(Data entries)

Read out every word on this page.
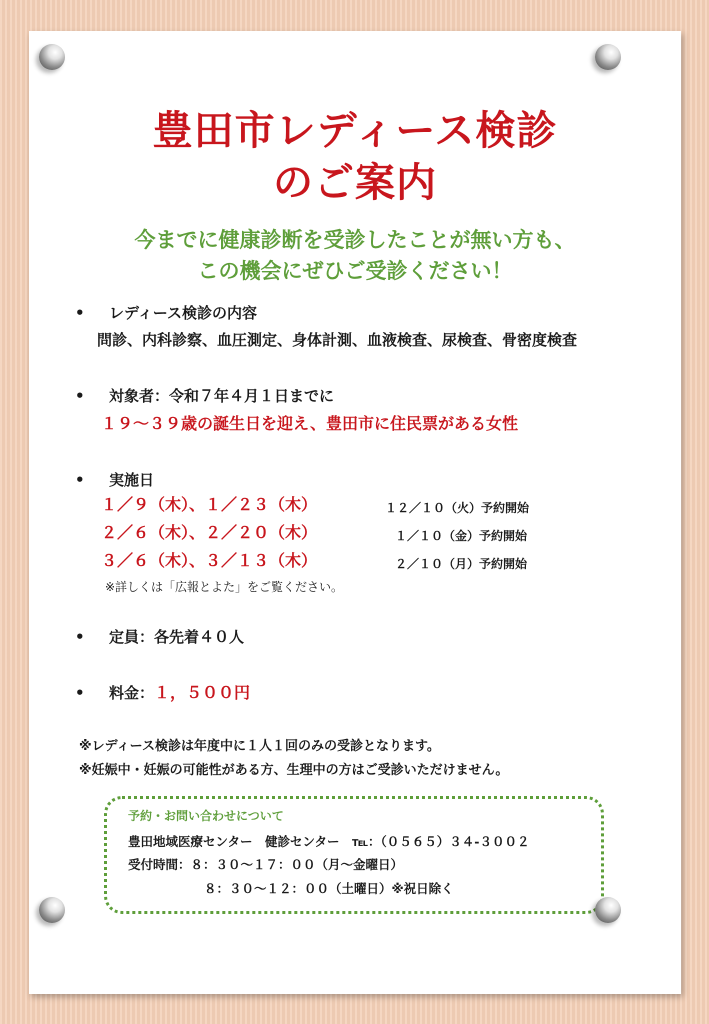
豊田市レディース検診
のご案内
今までに健康診断を受診したことが無い方も、
この機会にぜひご受診ください！
• レディース検診の内容
問診、内科診察、血圧測定、身体計測、血液検査、尿検査、骨密度検査
• 対象者：令和７年４月１日までに
１９～３９歳の誕生日を迎え、豊田市に住民票がある女性
• 実施日
１／９（木）、１／２３（木）	１２／１０（火）予約開始
２／６（木）、２／２０（木）	１／１０（金）予約開始
３／６（木）、３／１３（木）	２／１０（月）予約開始
※詳しくは「広報とよた」をご覧ください。
• 定員：各先着４０人
• 料金：１，５００円
※レディース検診は年度中に１人１回のみの受診となります。
※妊娠中・妊娠の可能性がある方、生理中の方はご受診いただけません。
予約・お問い合わせについて
豊田地域医療センター　健診センター　℡：（０５６５）３４-３００２
受付時間：８：３０～１７：００（月～金曜日）
８：３０～１２：００（土曜日）※祝日除く
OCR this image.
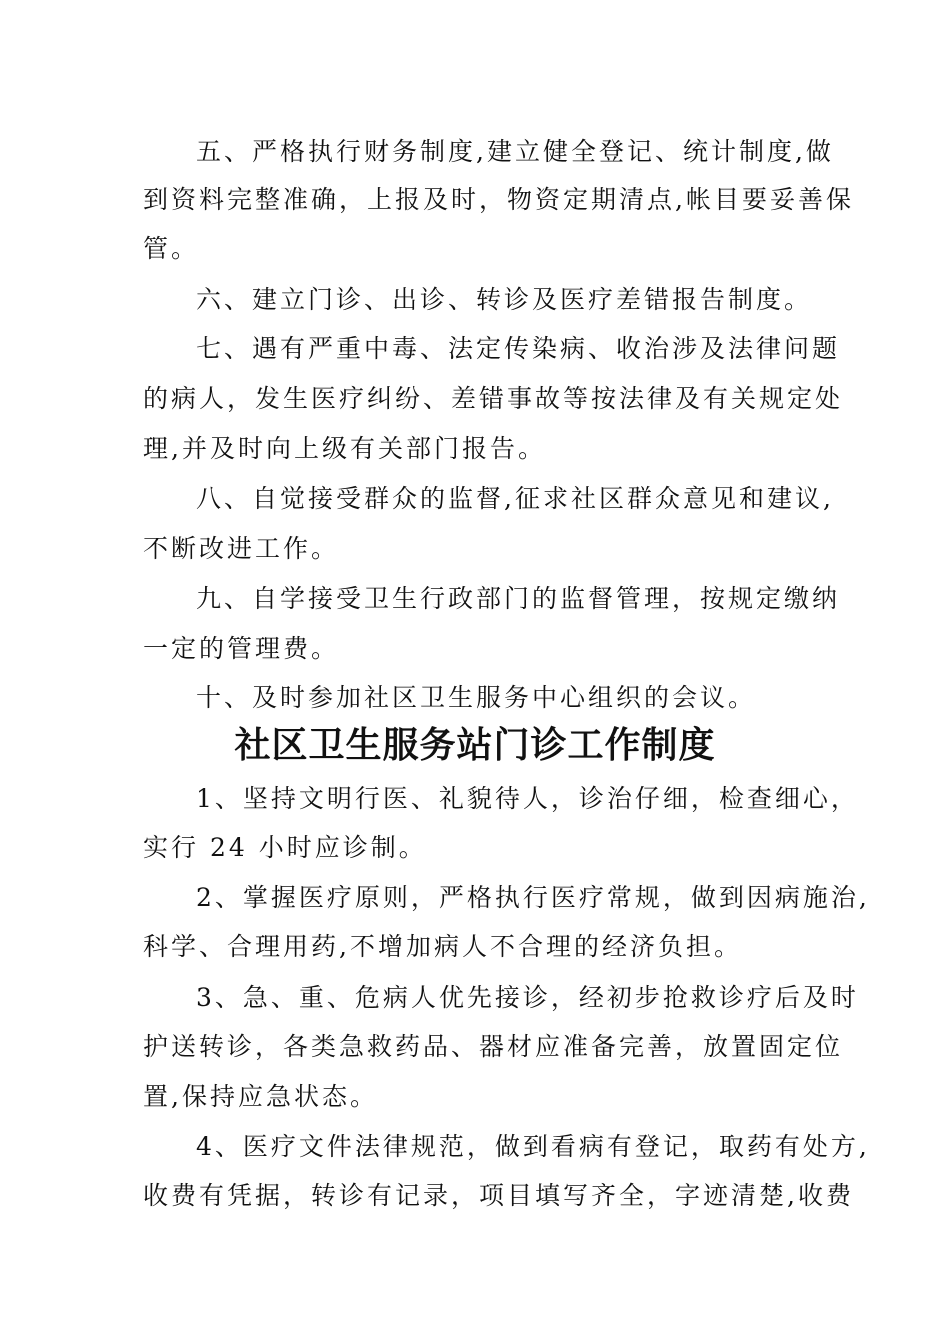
五、严格执行财务制度,建立健全登记、统计制度,做
到资料完整准确，上报及时，物资定期清点,帐目要妥善保
管。
六、建立门诊、出诊、转诊及医疗差错报告制度。
七、遇有严重中毒、法定传染病、收治涉及法律问题
的病人，发生医疗纠纷、差错事故等按法律及有关规定处
理,并及时向上级有关部门报告。
八、自觉接受群众的监督,征求社区群众意见和建议,
不断改进工作。
九、自学接受卫生行政部门的监督管理，按规定缴纳
一定的管理费。
十、及时参加社区卫生服务中心组织的会议。
社区卫生服务站门诊工作制度
1、坚持文明行医、礼貌待人，诊治仔细，检查细心，
实行 24 小时应诊制。
2、掌握医疗原则，严格执行医疗常规，做到因病施治,
科学、合理用药,不增加病人不合理的经济负担。
3、急、重、危病人优先接诊，经初步抢救诊疗后及时
护送转诊，各类急救药品、器材应准备完善，放置固定位
置,保持应急状态。
4、医疗文件法律规范，做到看病有登记，取药有处方,
收费有凭据，转诊有记录，项目填写齐全，字迹清楚,收费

• PROBLEM DETAILS:
Leave the pictures out and copy the rest of the data exactly.

• RESULT OF THE TASK:
Read out every word on this page.
豊田市レディース検診
のご案内
今までに健康診断を受診したことが無い方も、
この機会にぜひご受診ください！
• レディース検診の内容
問診、内科診察、血圧測定、身体計測、血液検査、尿検査、骨密度検査
• 対象者：令和７年４月１日までに
１９～３９歳の誕生日を迎え、豊田市に住民票がある女性
• 実施日
１／９（木）、１／２３（木）	１２／１０（火）予約開始
２／６（木）、２／２０（木）	１／１０（金）予約開始
３／６（木）、３／１３（木）	２／１０（月）予約開始
※詳しくは「広報とよた」をご覧ください。
• 定員：各先着４０人
• 料金：１，５００円
※レディース検診は年度中に１人１回のみの受診となります。
※妊娠中・妊娠の可能性がある方、生理中の方はご受診いただけません。
予約・お問い合わせについて
豊田地域医療センター　健診センター　℡：（０５６５）３４-３００２
受付時間：８：３０～１７：００（月～金曜日）
８：３０～１２：００（土曜日）※祝日除く
OCR this image.
五、严格执行财务制度,建立健全登记、统计制度,做
到资料完整准确，上报及时，物资定期清点,帐目要妥善保
管。
六、建立门诊、出诊、转诊及医疗差错报告制度。
七、遇有严重中毒、法定传染病、收治涉及法律问题
的病人，发生医疗纠纷、差错事故等按法律及有关规定处
理,并及时向上级有关部门报告。
八、自觉接受群众的监督,征求社区群众意见和建议,
不断改进工作。
九、自学接受卫生行政部门的监督管理，按规定缴纳
一定的管理费。
十、及时参加社区卫生服务中心组织的会议。
社区卫生服务站门诊工作制度
1、坚持文明行医、礼貌待人，诊治仔细，检查细心，
实行 24 小时应诊制。
2、掌握医疗原则，严格执行医疗常规，做到因病施治,
科学、合理用药,不增加病人不合理的经济负担。
3、急、重、危病人优先接诊，经初步抢救诊疗后及时
护送转诊，各类急救药品、器材应准备完善，放置固定位
置,保持应急状态。
4、医疗文件法律规范，做到看病有登记，取药有处方,
收费有凭据，转诊有记录，项目填写齐全，字迹清楚,收费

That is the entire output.